### What you will do:
Write out the entire listing below exactly, with the pictures left out.

### Chart and figure data:
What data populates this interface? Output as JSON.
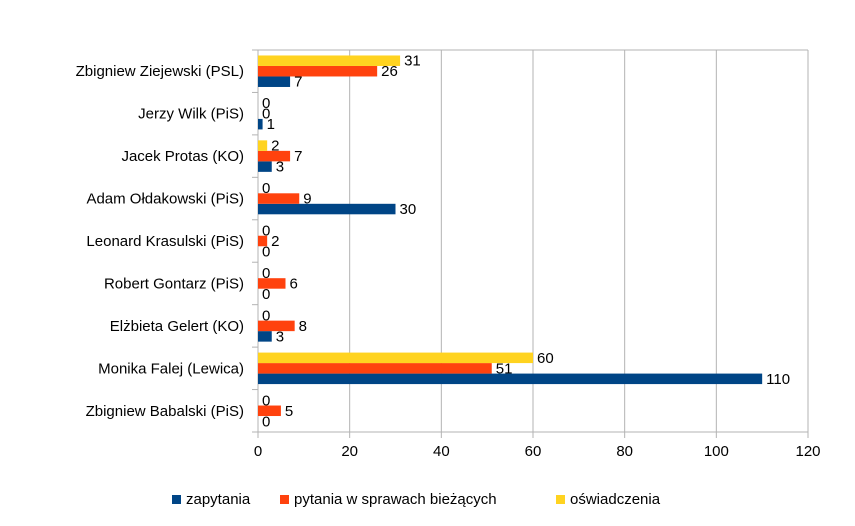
{
  "chart_data": {
    "type": "bar",
    "orientation": "horizontal",
    "categories": [
      "Zbigniew Ziejewski (PSL)",
      "Jerzy Wilk (PiS)",
      "Jacek Protas (KO)",
      "Adam Ołdakowski (PiS)",
      "Leonard Krasulski (PiS)",
      "Robert Gontarz (PiS)",
      "Elżbieta Gelert (KO)",
      "Monika Falej (Lewica)",
      "Zbigniew Babalski (PiS)"
    ],
    "series": [
      {
        "name": "zapytania",
        "color": "#004586",
        "values": [
          7,
          1,
          3,
          30,
          0,
          0,
          3,
          110,
          0
        ]
      },
      {
        "name": "pytania w sprawach bieżących",
        "color": "#ff420e",
        "values": [
          26,
          0,
          7,
          9,
          2,
          6,
          8,
          51,
          5
        ]
      },
      {
        "name": "oświadczenia",
        "color": "#ffd320",
        "values": [
          31,
          0,
          2,
          0,
          0,
          0,
          0,
          60,
          0
        ]
      }
    ],
    "xlim": [
      0,
      120
    ],
    "xticks": [
      0,
      20,
      40,
      60,
      80,
      100,
      120
    ],
    "grid": true,
    "legend": "bottom",
    "data_labels": true
  }
}
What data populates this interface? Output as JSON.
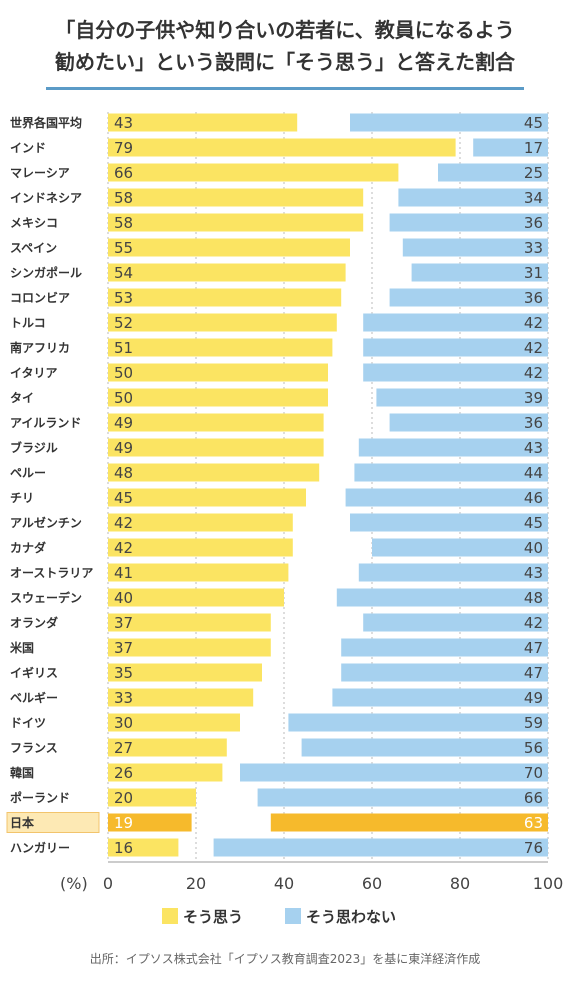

### Output for this task:
What data populates this interface? Output as JSON.
{
  "chart_data": {
    "type": "bar",
    "orientation": "horizontal",
    "categories": [
      "Zbigniew Ziejewski (PSL)",
      "Jerzy Wilk (PiS)",
      "Jacek Protas (KO)",
      "Adam Ołdakowski (PiS)",
      "Leonard Krasulski (PiS)",
      "Robert Gontarz (PiS)",
      "Elżbieta Gelert (KO)",
      "Monika Falej (Lewica)",
      "Zbigniew Babalski (PiS)"
    ],
    "series": [
      {
        "name": "zapytania",
        "color": "#004586",
        "values": [
          7,
          1,
          3,
          30,
          0,
          0,
          3,
          110,
          0
        ]
      },
      {
        "name": "pytania w sprawach bieżących",
        "color": "#ff420e",
        "values": [
          26,
          0,
          7,
          9,
          2,
          6,
          8,
          51,
          5
        ]
      },
      {
        "name": "oświadczenia",
        "color": "#ffd320",
        "values": [
          31,
          0,
          2,
          0,
          0,
          0,
          0,
          60,
          0
        ]
      }
    ],
    "xlim": [
      0,
      120
    ],
    "xticks": [
      0,
      20,
      40,
      60,
      80,
      100,
      120
    ],
    "grid": true,
    "legend": "bottom",
    "data_labels": true
  }
}
What data populates this interface? Output as JSON.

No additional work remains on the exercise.